> [Dataset records]
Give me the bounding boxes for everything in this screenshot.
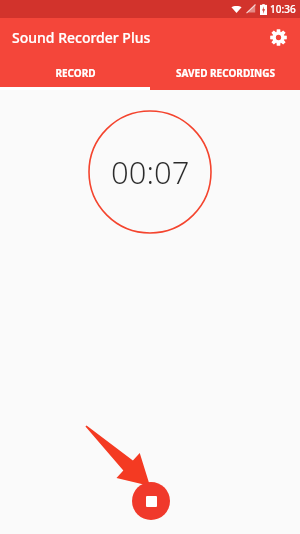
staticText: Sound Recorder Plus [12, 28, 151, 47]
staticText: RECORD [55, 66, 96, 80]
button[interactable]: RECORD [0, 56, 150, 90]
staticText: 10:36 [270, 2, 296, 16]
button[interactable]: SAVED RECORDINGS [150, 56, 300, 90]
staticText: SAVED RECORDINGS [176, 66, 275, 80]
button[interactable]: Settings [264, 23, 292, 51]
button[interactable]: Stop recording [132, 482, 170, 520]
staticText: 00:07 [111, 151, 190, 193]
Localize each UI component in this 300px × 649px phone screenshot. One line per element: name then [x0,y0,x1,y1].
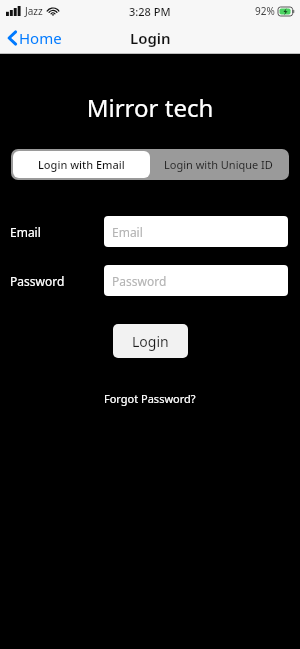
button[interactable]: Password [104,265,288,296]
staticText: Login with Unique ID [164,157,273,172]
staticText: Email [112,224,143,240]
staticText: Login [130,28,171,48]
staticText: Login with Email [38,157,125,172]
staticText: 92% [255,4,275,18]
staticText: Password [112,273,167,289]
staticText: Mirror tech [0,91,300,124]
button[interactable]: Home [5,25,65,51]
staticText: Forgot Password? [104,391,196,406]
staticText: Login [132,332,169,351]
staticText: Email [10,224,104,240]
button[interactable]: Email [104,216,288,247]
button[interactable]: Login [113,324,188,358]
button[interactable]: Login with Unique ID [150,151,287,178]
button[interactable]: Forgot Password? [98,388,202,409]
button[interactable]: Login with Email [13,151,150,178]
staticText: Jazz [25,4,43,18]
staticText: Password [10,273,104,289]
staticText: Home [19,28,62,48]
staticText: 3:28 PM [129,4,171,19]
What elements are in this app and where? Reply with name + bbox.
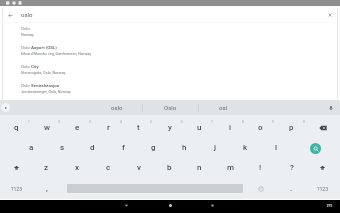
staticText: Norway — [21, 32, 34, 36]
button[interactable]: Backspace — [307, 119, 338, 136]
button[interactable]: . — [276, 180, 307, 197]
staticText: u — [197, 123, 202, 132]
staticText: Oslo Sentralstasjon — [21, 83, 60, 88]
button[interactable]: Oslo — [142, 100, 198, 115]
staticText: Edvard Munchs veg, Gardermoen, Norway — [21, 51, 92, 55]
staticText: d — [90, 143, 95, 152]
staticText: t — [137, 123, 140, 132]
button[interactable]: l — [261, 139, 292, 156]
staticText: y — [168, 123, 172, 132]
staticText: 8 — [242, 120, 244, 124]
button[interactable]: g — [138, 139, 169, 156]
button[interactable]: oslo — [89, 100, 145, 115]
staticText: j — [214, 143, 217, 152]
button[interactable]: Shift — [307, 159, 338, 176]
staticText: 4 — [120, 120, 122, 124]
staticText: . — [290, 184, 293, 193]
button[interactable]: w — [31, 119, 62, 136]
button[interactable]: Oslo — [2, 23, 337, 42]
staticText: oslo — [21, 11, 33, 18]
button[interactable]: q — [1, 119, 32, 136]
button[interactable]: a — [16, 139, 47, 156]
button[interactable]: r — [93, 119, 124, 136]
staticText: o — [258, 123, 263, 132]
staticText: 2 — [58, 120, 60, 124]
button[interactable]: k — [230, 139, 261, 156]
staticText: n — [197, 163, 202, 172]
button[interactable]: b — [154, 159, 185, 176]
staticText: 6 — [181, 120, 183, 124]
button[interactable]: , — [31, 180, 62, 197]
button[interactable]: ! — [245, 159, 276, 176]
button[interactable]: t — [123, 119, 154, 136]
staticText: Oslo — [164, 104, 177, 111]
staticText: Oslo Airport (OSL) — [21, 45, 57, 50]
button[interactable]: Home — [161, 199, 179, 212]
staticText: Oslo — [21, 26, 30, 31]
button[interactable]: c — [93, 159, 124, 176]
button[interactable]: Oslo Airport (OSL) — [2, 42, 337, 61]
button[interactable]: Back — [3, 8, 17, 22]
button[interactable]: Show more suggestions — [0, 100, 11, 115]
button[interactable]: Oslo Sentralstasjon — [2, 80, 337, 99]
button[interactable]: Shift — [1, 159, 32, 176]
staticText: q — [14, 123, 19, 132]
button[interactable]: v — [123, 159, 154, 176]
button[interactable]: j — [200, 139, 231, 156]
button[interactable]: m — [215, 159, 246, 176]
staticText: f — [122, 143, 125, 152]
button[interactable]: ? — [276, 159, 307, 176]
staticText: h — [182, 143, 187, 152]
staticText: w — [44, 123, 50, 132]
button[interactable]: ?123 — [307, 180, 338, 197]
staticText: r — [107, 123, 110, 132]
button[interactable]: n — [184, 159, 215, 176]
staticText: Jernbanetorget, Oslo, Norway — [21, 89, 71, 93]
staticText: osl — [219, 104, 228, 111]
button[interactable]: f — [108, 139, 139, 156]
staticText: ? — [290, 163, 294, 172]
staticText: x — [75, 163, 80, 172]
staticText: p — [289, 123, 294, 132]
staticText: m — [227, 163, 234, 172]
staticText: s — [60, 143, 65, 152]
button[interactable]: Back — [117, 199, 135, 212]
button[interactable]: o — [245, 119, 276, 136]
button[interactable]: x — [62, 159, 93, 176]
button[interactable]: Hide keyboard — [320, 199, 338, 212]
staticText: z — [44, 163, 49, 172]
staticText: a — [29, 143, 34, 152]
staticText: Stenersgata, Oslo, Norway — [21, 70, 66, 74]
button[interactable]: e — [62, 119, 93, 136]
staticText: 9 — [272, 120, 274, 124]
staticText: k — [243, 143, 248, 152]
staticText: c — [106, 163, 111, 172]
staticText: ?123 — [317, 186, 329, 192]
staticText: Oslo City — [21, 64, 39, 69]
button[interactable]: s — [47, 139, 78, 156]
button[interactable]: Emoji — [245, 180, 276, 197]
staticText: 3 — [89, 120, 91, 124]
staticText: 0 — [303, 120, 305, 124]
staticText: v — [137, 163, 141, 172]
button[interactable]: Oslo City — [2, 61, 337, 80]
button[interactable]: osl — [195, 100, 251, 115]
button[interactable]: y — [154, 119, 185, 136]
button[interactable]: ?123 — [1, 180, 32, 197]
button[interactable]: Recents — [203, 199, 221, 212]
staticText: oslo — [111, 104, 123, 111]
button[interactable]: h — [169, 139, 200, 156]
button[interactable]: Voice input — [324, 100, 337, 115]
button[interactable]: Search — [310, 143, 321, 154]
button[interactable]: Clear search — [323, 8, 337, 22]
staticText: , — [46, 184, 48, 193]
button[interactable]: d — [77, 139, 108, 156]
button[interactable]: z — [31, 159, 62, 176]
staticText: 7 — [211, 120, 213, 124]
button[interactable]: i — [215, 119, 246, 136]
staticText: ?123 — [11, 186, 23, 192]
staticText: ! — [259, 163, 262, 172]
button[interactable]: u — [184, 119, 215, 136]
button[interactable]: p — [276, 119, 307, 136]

> [The exercise] Format the data above as a JSON list of strings, one string per line, with blank lines left out. Leave the pictures out of the answer.

> [Answer to this task]
[
  "Give me the bounding boxes for everything in this screenshot.",
  "staticText: Sound Recorder Plus [12, 28, 151, 47]",
  "staticText: RECORD [55, 66, 96, 80]",
  "button[interactable]: RECORD [0, 56, 150, 90]",
  "staticText: 10:36 [270, 2, 296, 16]",
  "button[interactable]: SAVED RECORDINGS [150, 56, 300, 90]",
  "staticText: SAVED RECORDINGS [176, 66, 275, 80]",
  "button[interactable]: Settings [264, 23, 292, 51]",
  "button[interactable]: Stop recording [132, 482, 170, 520]",
  "staticText: 00:07 [111, 151, 190, 193]",
  "Localize each UI component in this 300px × 649px phone screenshot. One line per element: name then [x0,y0,x1,y1].",
  "button[interactable]: Password [104,265,288,296]",
  "staticText: Login with Unique ID [164,157,273,172]",
  "staticText: Email [112,224,143,240]",
  "staticText: Login [130,28,171,48]",
  "staticText: Login with Email [38,157,125,172]",
  "staticText: 92% [255,4,275,18]",
  "staticText: Password [112,273,167,289]",
  "staticText: Mirror tech [0,91,300,124]",
  "button[interactable]: Home [5,25,65,51]",
  "staticText: Forgot Password? [104,391,196,406]",
  "staticText: Login [132,332,169,351]",
  "staticText: Email [10,224,104,240]",
  "button[interactable]: Email [104,216,288,247]",
  "button[interactable]: Login [113,324,188,358]",
  "button[interactable]: Login with Unique ID [150,151,287,178]",
  "button[interactable]: Forgot Password? [98,388,202,409]",
  "button[interactable]: Login with Email [13,151,150,178]",
  "staticText: Jazz [25,4,43,18]",
  "staticText: Password [10,273,104,289]",
  "staticText: Home [19,28,62,48]",
  "staticText: 3:28 PM [129,4,171,19]",
  "What elements are in this app and where? Reply with name + bbox.",
  "staticText: Norway — [21, 32, 34, 36]",
  "button[interactable]: Backspace — [307, 119, 338, 136]",
  "button[interactable]: . — [276, 180, 307, 197]",
  "staticText: u — [197, 123, 202, 132]",
  "staticText: Oslo Sentralstasjon — [21, 83, 60, 88]",
  "button[interactable]: Oslo — [142, 100, 198, 115]",
  "staticText: Edvard Munchs veg, Gardermoen, Norway — [21, 51, 92, 55]",
  "staticText: d — [90, 143, 95, 152]",
  "staticText: t — [137, 123, 140, 132]",
  "button[interactable]: l — [261, 139, 292, 156]",
  "staticText: y — [168, 123, 172, 132]",
  "staticText: 8 — [242, 120, 244, 124]",
  "button[interactable]: g — [138, 139, 169, 156]",
  "button[interactable]: oslo — [89, 100, 145, 115]",
  "staticText: j — [214, 143, 217, 152]",
  "button[interactable]: Shift — [307, 159, 338, 176]",
  "staticText: 4 — [120, 120, 122, 124]",
  "staticText: . — [290, 184, 293, 193]",
  "button[interactable]: w — [31, 119, 62, 136]",
  "button[interactable]: Oslo — [2, 23, 337, 42]",
  "staticText: oslo — [21, 11, 33, 18]",
  "button[interactable]: q — [1, 119, 32, 136]",
  "button[interactable]: a — [16, 139, 47, 156]",
  "button[interactable]: r — [93, 119, 124, 136]",
  "staticText: o — [258, 123, 263, 132]",
  "staticText: 2 — [58, 120, 60, 124]",
  "button[interactable]: k — [230, 139, 261, 156]",
  "staticText: n — [197, 163, 202, 172]",
  "button[interactable]: b — [154, 159, 185, 176]",
  "staticText: 6 — [181, 120, 183, 124]",
  "button[interactable]: , — [31, 180, 62, 197]",
  "button[interactable]: ! — [245, 159, 276, 176]",
  "button[interactable]: t — [123, 119, 154, 136]",
  "staticText: Oslo — [164, 104, 177, 111]",
  "staticText: Oslo Airport (OSL) — [21, 45, 57, 50]",
  "button[interactable]: Home — [161, 199, 179, 212]",
  "staticText: Oslo — [21, 26, 30, 31]",
  "button[interactable]: c — [93, 159, 124, 176]",
  "button[interactable]: Oslo Airport (OSL) — [2, 42, 337, 61]",
  "button[interactable]: Back — [3, 8, 17, 22]",
  "button[interactable]: Show more suggestions — [0, 100, 11, 115]",
  "button[interactable]: Oslo Sentralstasjon — [2, 80, 337, 99]",
  "button[interactable]: Shift — [1, 159, 32, 176]",
  "staticText: q — [14, 123, 19, 132]",
  "button[interactable]: v — [123, 159, 154, 176]",
  "button[interactable]: j — [200, 139, 231, 156]",
  "button[interactable]: m — [215, 159, 246, 176]",
  "staticText: f — [122, 143, 125, 152]",
  "button[interactable]: ? — [276, 159, 307, 176]",
  "staticText: h — [182, 143, 187, 152]",
  "staticText: w — [44, 123, 50, 132]",
  "button[interactable]: ?123 — [307, 180, 338, 197]",
  "staticText: r — [107, 123, 110, 132]",
  "button[interactable]: n — [184, 159, 215, 176]",
  "staticText: Jernbanetorget, Oslo, Norway — [21, 89, 71, 93]",
  "staticText: osl — [219, 104, 228, 111]",
  "button[interactable]: f — [108, 139, 139, 156]",
  "staticText: ? — [290, 163, 294, 172]",
  "staticText: x — [75, 163, 80, 172]",
  "staticText: p — [289, 123, 294, 132]",
  "staticText: m — [227, 163, 234, 172]",
  "staticText: s — [60, 143, 65, 152]",
  "button[interactable]: Back — [117, 199, 135, 212]",
  "button[interactable]: o — [245, 119, 276, 136]",
  "button[interactable]: x — [62, 159, 93, 176]",
  "button[interactable]: Hide keyboard — [320, 199, 338, 212]",
  "staticText: z — [44, 163, 49, 172]",
  "staticText: a — [29, 143, 34, 152]",
  "staticText: Stenersgata, Oslo, Norway — [21, 70, 66, 74]",
  "button[interactable]: e — [62, 119, 93, 136]",
  "staticText: 9 — [272, 120, 274, 124]",
  "staticText: k — [243, 143, 248, 152]",
  "staticText: c — [106, 163, 111, 172]",
  "staticText: ?123 — [317, 186, 329, 192]",
  "staticText: Oslo City — [21, 64, 39, 69]",
  "button[interactable]: s — [47, 139, 78, 156]",
  "button[interactable]: Emoji — [245, 180, 276, 197]",
  "staticText: 3 — [89, 120, 91, 124]",
  "staticText: 0 — [303, 120, 305, 124]",
  "staticText: v — [137, 163, 141, 172]",
  "button[interactable]: Oslo City — [2, 61, 337, 80]",
  "button[interactable]: osl — [195, 100, 251, 115]",
  "button[interactable]: y — [154, 119, 185, 136]",
  "button[interactable]: ?123 — [1, 180, 32, 197]",
  "button[interactable]: Recents — [203, 199, 221, 212]",
  "staticText: oslo — [111, 104, 123, 111]",
  "button[interactable]: h — [169, 139, 200, 156]",
  "button[interactable]: Voice input — [324, 100, 337, 115]",
  "button[interactable]: Search — [310, 143, 321, 154]",
  "button[interactable]: Clear search — [323, 8, 337, 22]",
  "staticText: , — [46, 184, 48, 193]",
  "button[interactable]: d — [77, 139, 108, 156]",
  "button[interactable]: z — [31, 159, 62, 176]",
  "staticText: 7 — [211, 120, 213, 124]",
  "button[interactable]: i — [215, 119, 246, 136]",
  "staticText: ?123 — [11, 186, 23, 192]",
  "staticText: ! — [259, 163, 262, 172]",
  "button[interactable]: u — [184, 119, 215, 136]",
  "button[interactable]: p — [276, 119, 307, 136]"
]